• PROBLEM STATEMENT: Pictures should be excluded; otherwise, copy every entry exactly.

• DATA PROVIDED:
--- start ---

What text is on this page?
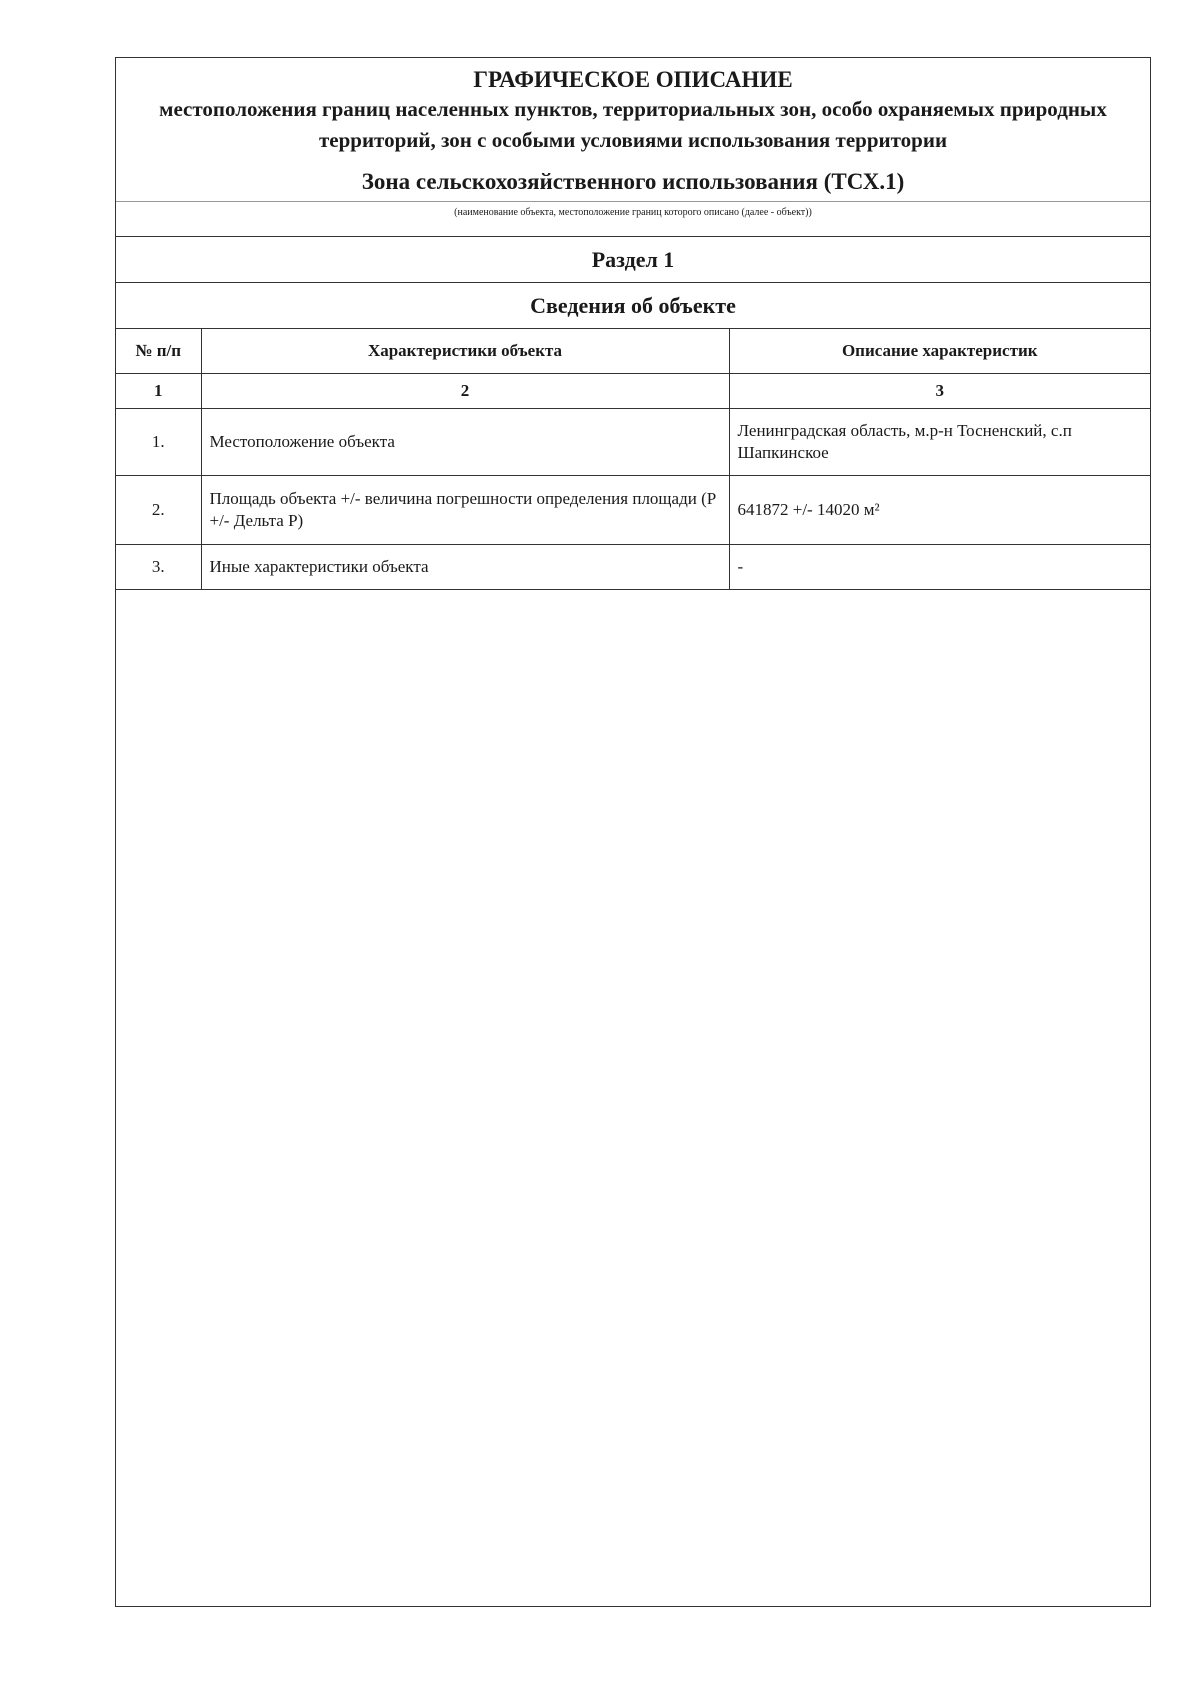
ГРАФИЧЕСКОЕ ОПИСАНИЕ
местоположения границ населенных пунктов, территориальных зон, особо охраняемых природных территорий, зон с особыми условиями использования территории
Зона сельскохозяйственного использования (ТСХ.1)
(наименование объекта, местоположение границ которого описано (далее - объект))
Раздел 1
Сведения об объекте
№ п/п	Характеристики объекта	Описание характеристик
1	2	3
1.	Местоположение объекта	Ленинградская область, м.р-н Тосненский, с.п Шапкинское
2.	Площадь объекта +/- величина погрешности определения площади (Р +/- Дельта Р)	641872 +/- 14020 м²
3.	Иные характеристики объекта	-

--- end ---

• PROBLEM SOLUTION:
What text is on this page?
ГРАФИЧЕСКОЕ ОПИСАНИЕ
местоположения границ населенных пунктов, территориальных зон, особо охраняемых природных территорий, зон с особыми условиями использования территории
Зона сельскохозяйственного использования (ТСХ.1)
(наименование объекта, местоположение границ которого описано (далее - объект))
Раздел 1
Сведения об объекте
№ п/п	Характеристики объекта	Описание характеристик
1	2	3
1.	Местоположение объекта	Ленинградская область, м.р-н Тосненский, с.п Шапкинское
2.	Площадь объекта +/- величина погрешности определения площади (Р +/- Дельта Р)	641872 +/- 14020 м²
3.	Иные характеристики объекта	-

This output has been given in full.